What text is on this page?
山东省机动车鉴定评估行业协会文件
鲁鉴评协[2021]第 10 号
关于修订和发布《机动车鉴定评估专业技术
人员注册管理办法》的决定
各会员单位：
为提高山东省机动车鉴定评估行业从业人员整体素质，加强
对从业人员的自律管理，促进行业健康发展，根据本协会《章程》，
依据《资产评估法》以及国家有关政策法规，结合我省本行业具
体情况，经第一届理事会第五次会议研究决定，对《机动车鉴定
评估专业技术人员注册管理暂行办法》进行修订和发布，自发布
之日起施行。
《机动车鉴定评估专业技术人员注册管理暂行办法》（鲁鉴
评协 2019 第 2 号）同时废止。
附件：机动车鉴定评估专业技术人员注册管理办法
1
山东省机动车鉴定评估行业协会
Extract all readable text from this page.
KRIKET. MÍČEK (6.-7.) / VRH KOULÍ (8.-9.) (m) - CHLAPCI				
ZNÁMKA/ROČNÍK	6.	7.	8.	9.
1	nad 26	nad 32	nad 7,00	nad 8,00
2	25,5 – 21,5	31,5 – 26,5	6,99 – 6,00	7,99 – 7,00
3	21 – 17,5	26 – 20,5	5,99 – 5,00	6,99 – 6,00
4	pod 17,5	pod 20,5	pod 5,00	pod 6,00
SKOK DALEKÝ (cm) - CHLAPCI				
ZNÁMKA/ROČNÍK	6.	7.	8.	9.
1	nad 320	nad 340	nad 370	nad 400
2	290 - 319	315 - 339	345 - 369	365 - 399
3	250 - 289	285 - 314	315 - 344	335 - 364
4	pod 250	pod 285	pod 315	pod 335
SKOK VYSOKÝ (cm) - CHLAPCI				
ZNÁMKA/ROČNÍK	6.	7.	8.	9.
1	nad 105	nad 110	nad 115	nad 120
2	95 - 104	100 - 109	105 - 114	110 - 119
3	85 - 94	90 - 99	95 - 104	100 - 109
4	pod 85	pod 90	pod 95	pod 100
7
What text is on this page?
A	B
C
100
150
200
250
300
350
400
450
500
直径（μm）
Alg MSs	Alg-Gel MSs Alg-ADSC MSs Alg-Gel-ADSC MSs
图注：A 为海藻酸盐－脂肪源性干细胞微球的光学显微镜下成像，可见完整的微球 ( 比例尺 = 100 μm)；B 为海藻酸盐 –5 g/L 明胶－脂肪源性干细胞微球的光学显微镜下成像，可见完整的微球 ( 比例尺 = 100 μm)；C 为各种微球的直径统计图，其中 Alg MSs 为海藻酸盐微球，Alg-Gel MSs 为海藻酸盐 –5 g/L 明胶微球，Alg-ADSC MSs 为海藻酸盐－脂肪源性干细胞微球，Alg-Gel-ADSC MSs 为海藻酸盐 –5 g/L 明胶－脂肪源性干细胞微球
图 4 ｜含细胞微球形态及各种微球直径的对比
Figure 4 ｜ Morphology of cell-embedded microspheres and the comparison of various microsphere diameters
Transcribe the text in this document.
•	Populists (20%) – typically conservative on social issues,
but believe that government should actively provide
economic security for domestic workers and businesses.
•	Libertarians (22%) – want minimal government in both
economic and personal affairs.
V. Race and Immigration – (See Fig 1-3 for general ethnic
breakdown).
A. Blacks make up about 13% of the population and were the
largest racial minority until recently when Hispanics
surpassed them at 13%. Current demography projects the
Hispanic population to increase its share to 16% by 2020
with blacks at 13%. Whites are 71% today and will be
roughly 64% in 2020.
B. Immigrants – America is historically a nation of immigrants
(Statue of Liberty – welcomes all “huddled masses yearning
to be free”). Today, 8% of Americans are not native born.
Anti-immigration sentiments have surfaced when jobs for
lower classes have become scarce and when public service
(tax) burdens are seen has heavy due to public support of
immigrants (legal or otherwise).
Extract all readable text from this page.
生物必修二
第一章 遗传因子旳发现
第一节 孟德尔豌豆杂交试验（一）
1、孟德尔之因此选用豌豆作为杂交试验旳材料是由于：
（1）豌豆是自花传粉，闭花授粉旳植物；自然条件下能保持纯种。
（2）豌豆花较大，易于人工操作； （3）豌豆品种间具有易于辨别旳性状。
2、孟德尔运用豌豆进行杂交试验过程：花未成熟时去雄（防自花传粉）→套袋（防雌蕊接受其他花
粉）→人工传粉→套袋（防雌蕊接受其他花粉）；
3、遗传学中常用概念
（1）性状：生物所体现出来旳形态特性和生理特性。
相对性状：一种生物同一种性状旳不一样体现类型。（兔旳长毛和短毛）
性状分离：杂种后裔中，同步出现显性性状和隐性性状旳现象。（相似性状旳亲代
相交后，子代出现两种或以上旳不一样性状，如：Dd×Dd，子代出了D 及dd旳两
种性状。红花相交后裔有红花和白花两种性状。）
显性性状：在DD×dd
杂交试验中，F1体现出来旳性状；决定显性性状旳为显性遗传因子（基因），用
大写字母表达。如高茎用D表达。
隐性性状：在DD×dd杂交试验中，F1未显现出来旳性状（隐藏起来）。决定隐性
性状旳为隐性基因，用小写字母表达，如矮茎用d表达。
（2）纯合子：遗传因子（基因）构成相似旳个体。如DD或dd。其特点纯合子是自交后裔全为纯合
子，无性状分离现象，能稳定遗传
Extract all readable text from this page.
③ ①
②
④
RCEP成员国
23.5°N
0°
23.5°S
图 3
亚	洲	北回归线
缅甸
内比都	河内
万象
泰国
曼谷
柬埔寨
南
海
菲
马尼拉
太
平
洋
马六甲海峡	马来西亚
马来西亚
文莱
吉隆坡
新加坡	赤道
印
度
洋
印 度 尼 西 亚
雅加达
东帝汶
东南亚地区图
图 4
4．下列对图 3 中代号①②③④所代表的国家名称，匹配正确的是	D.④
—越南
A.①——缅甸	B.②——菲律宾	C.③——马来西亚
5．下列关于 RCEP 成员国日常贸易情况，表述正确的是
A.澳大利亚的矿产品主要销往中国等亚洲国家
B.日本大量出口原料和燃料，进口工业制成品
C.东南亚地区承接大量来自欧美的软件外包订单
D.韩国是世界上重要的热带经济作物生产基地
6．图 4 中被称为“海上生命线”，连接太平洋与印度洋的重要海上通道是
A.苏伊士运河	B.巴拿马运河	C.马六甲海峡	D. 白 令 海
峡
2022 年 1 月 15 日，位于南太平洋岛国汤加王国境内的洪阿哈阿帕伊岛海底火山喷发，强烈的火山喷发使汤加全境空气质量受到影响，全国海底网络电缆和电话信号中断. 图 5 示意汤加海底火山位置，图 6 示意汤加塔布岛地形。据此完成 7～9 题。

Given task>
Your task is to print the whole listing again exactly.

Expected answer>
What text is on this page?
山东省机动车鉴定评估行业协会文件
鲁鉴评协[2021]第 10 号
关于修订和发布《机动车鉴定评估专业技术
人员注册管理办法》的决定
各会员单位：
为提高山东省机动车鉴定评估行业从业人员整体素质，加强
对从业人员的自律管理，促进行业健康发展，根据本协会《章程》，
依据《资产评估法》以及国家有关政策法规，结合我省本行业具
体情况，经第一届理事会第五次会议研究决定，对《机动车鉴定
评估专业技术人员注册管理暂行办法》进行修订和发布，自发布
之日起施行。
《机动车鉴定评估专业技术人员注册管理暂行办法》（鲁鉴
评协 2019 第 2 号）同时废止。
附件：机动车鉴定评估专业技术人员注册管理办法
1
山东省机动车鉴定评估行业协会
Extract all readable text from this page.
KRIKET. MÍČEK (6.-7.) / VRH KOULÍ (8.-9.) (m) - CHLAPCI				
ZNÁMKA/ROČNÍK	6.	7.	8.	9.
1	nad 26	nad 32	nad 7,00	nad 8,00
2	25,5 – 21,5	31,5 – 26,5	6,99 – 6,00	7,99 – 7,00
3	21 – 17,5	26 – 20,5	5,99 – 5,00	6,99 – 6,00
4	pod 17,5	pod 20,5	pod 5,00	pod 6,00
SKOK DALEKÝ (cm) - CHLAPCI				
ZNÁMKA/ROČNÍK	6.	7.	8.	9.
1	nad 320	nad 340	nad 370	nad 400
2	290 - 319	315 - 339	345 - 369	365 - 399
3	250 - 289	285 - 314	315 - 344	335 - 364
4	pod 250	pod 285	pod 315	pod 335
SKOK VYSOKÝ (cm) - CHLAPCI				
ZNÁMKA/ROČNÍK	6.	7.	8.	9.
1	nad 105	nad 110	nad 115	nad 120
2	95 - 104	100 - 109	105 - 114	110 - 119
3	85 - 94	90 - 99	95 - 104	100 - 109
4	pod 85	pod 90	pod 95	pod 100
7
What text is on this page?
A	B
C
100
150
200
250
300
350
400
450
500
直径（μm）
Alg MSs	Alg-Gel MSs Alg-ADSC MSs Alg-Gel-ADSC MSs
图注：A 为海藻酸盐－脂肪源性干细胞微球的光学显微镜下成像，可见完整的微球 ( 比例尺 = 100 μm)；B 为海藻酸盐 –5 g/L 明胶－脂肪源性干细胞微球的光学显微镜下成像，可见完整的微球 ( 比例尺 = 100 μm)；C 为各种微球的直径统计图，其中 Alg MSs 为海藻酸盐微球，Alg-Gel MSs 为海藻酸盐 –5 g/L 明胶微球，Alg-ADSC MSs 为海藻酸盐－脂肪源性干细胞微球，Alg-Gel-ADSC MSs 为海藻酸盐 –5 g/L 明胶－脂肪源性干细胞微球
图 4 ｜含细胞微球形态及各种微球直径的对比
Figure 4 ｜ Morphology of cell-embedded microspheres and the comparison of various microsphere diameters
Transcribe the text in this document.
•	Populists (20%) – typically conservative on social issues,
but believe that government should actively provide
economic security for domestic workers and businesses.
•	Libertarians (22%) – want minimal government in both
economic and personal affairs.
V. Race and Immigration – (See Fig 1-3 for general ethnic
breakdown).
A. Blacks make up about 13% of the population and were the
largest racial minority until recently when Hispanics
surpassed them at 13%. Current demography projects the
Hispanic population to increase its share to 16% by 2020
with blacks at 13%. Whites are 71% today and will be
roughly 64% in 2020.
B. Immigrants – America is historically a nation of immigrants
(Statue of Liberty – welcomes all “huddled masses yearning
to be free”). Today, 8% of Americans are not native born.
Anti-immigration sentiments have surfaced when jobs for
lower classes have become scarce and when public service
(tax) burdens are seen has heavy due to public support of
immigrants (legal or otherwise).
Extract all readable text from this page.
生物必修二
第一章 遗传因子旳发现
第一节 孟德尔豌豆杂交试验（一）
1、孟德尔之因此选用豌豆作为杂交试验旳材料是由于：
（1）豌豆是自花传粉，闭花授粉旳植物；自然条件下能保持纯种。
（2）豌豆花较大，易于人工操作； （3）豌豆品种间具有易于辨别旳性状。
2、孟德尔运用豌豆进行杂交试验过程：花未成熟时去雄（防自花传粉）→套袋（防雌蕊接受其他花
粉）→人工传粉→套袋（防雌蕊接受其他花粉）；
3、遗传学中常用概念
（1）性状：生物所体现出来旳形态特性和生理特性。
相对性状：一种生物同一种性状旳不一样体现类型。（兔旳长毛和短毛）
性状分离：杂种后裔中，同步出现显性性状和隐性性状旳现象。（相似性状旳亲代
相交后，子代出现两种或以上旳不一样性状，如：Dd×Dd，子代出了D 及dd旳两
种性状。红花相交后裔有红花和白花两种性状。）
显性性状：在DD×dd
杂交试验中，F1体现出来旳性状；决定显性性状旳为显性遗传因子（基因），用
大写字母表达。如高茎用D表达。
隐性性状：在DD×dd杂交试验中，F1未显现出来旳性状（隐藏起来）。决定隐性
性状旳为隐性基因，用小写字母表达，如矮茎用d表达。
（2）纯合子：遗传因子（基因）构成相似旳个体。如DD或dd。其特点纯合子是自交后裔全为纯合
子，无性状分离现象，能稳定遗传
Extract all readable text from this page.
③ ①
②
④
RCEP成员国
23.5°N
0°
23.5°S
图 3
亚	洲	北回归线
缅甸
内比都	河内
万象
泰国
曼谷
柬埔寨
南
海
菲
马尼拉
太
平
洋
马六甲海峡	马来西亚
马来西亚
文莱
吉隆坡
新加坡	赤道
印
度
洋
印 度 尼 西 亚
雅加达
东帝汶
东南亚地区图
图 4
4．下列对图 3 中代号①②③④所代表的国家名称，匹配正确的是	D.④
—越南
A.①——缅甸	B.②——菲律宾	C.③——马来西亚
5．下列关于 RCEP 成员国日常贸易情况，表述正确的是
A.澳大利亚的矿产品主要销往中国等亚洲国家
B.日本大量出口原料和燃料，进口工业制成品
C.东南亚地区承接大量来自欧美的软件外包订单
D.韩国是世界上重要的热带经济作物生产基地
6．图 4 中被称为“海上生命线”，连接太平洋与印度洋的重要海上通道是
A.苏伊士运河	B.巴拿马运河	C.马六甲海峡	D. 白 令 海
峡
2022 年 1 月 15 日，位于南太平洋岛国汤加王国境内的洪阿哈阿帕伊岛海底火山喷发，强烈的火山喷发使汤加全境空气质量受到影响，全国海底网络电缆和电话信号中断. 图 5 示意汤加海底火山位置，图 6 示意汤加塔布岛地形。据此完成 7～9 题。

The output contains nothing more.